Task details
Copy each line of the data below with the word "Marne".

Records to use
☆ ☆ ☆ ☆ ☆

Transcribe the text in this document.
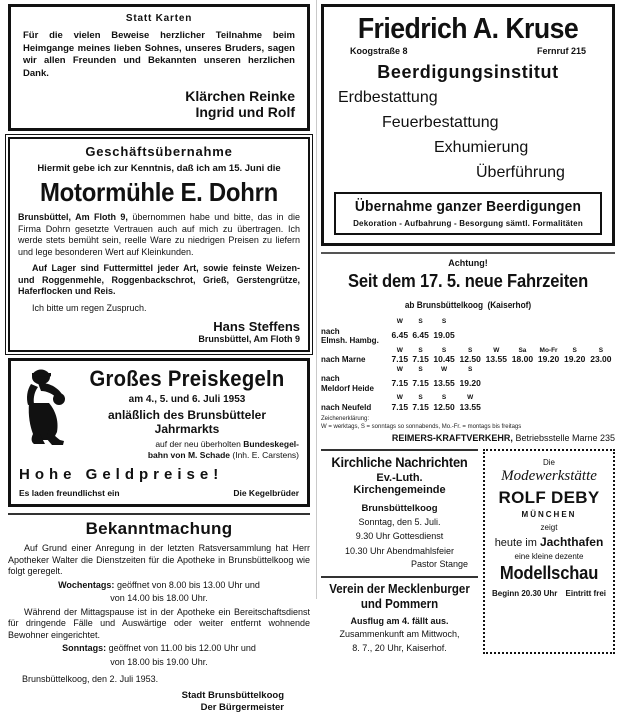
Statt Karten
Für die vielen Beweise herzlicher Teilnahme beim Heimgange meines lieben Sohnes, unseres Bruders, sagen wir allen Freunden und Bekannten unseren herzlichen Dank.
Klärchen Reinke
Ingrid und Rolf
Geschäftsübernahme
Hiermit gebe ich zur Kenntnis, daß ich am 15. Juni die
Motormühle E. Dohrn

Brunsbüttel, Am Floth 9, übernommen habe und bitte, das in die Firma Dohrn gesetzte Vertrauen auch auf mich zu übertragen. Ich werde stets bemüht sein, reelle Ware zu niedrigen Preisen zu liefern und lege besonderen Wert auf Kleinkunden.

Auf Lager sind Futtermittel jeder Art, sowie feinste Weizen- und Roggenmehle, Roggenbackschrot, Grieß, Gerstengrütze, Haferflocken und Reis.

Ich bitte um regen Zuspruch.

Hans Steffens
Brunsbüttel, Am Floth 9
Großes Preiskegeln
am 4., 5. und 6. Juli 1953
anläßlich des Brunsbütteler Jahrmarkts
auf der neu überholten Bundeskegel-
bahn von M. Schade (Inh. E. Carstens)
Hohe Geldpreise!
Es laden freundlichst ein	Die Kegelbrüder
Bekanntmachung

Auf Grund einer Anregung in der letzten Ratsversammlung hat Herr Apotheker Walter die Dienstzeiten für die Apotheke in Brunsbüttelkoog wie folgt geregelt.

Wochentags: geöffnet von 8.00 bis 13.00 Uhr und

von 14.00 bis 18.00 Uhr.

Während der Mittagspause ist in der Apotheke ein Bereitschaftsdienst für dringende Fälle und Auswärtige oder weiter entfernt wohnende Bewohner eingerichtet.

Sonntags: geöffnet von 11.00 bis 12.00 Uhr und

von 18.00 bis 19.00 Uhr.

Brunsbüttelkoog, den 2. Juli 1953.

Stadt Brunsbüttelkoog
Der Bürgermeister
Friedrich A. Kruse
Koogstraße 8	Fernruf 215
Beerdigungsinstitut
Erdbestattung
Feuerbestattung
Exhumierung
Überführung
Übernahme ganzer Beerdigungen
Dekoration - Aufbahrung - Besorgung sämtl. Formalitäten
Achtung!
Seit dem 17. 5. neue Fahrzeiten
ab Brunsbüttelkoog (Kaiserhof)
	W	S	S						
nach
Elmsh. Hambg.	6.45	6.45	19.05						
	W	S	S	S	W	Sa	Mo-Fr	S	S
nach Marne	7.15	7.15	10.45	12.50	13.55	18.00	19.20	19.20	23.00
	W	S	W	S					
nach
Meldorf Heide	7.15	7.15	13.55	19.20					
	W	S	S	W					
nach Neufeld	7.15	7.15	12.50	13.55					
Zeichenerklärung:
W = werktags, S = sonntags so sonnabends, Mo.-Fr. = montags bis freitags
REIMERS-KRAFTVERKEHR, Betriebsstelle Marne 235
Kirchliche Nachrichten
Ev.-Luth.
Kirchengemeinde
Brunsbüttelkoog
Sonntag, den 5. Juli.
9.30 Uhr Gottesdienst
10.30 Uhr Abendmahlsfeier
Pastor Stange
Verein der Mecklenburger
und Pommern
Ausflug am 4. fällt aus.
Zusammenkunft am Mittwoch,
8. 7., 20 Uhr, Kaiserhof.
Die
Modewerkstätte
ROLF DEBY
MÜNCHEN
zeigt
heute im Jachthafen
eine kleine dezente
Modellschau
Beginn 20.30 Uhr Eintritt frei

☆ ☆ ☆ ☆ ☆

Response to this task
nach Marne	7.15	7.15	10.45	12.50	13.55	18.00	19.20	19.20	23.00
REIMERS-KRAFTVERKEHR, Betriebsstelle Marne 235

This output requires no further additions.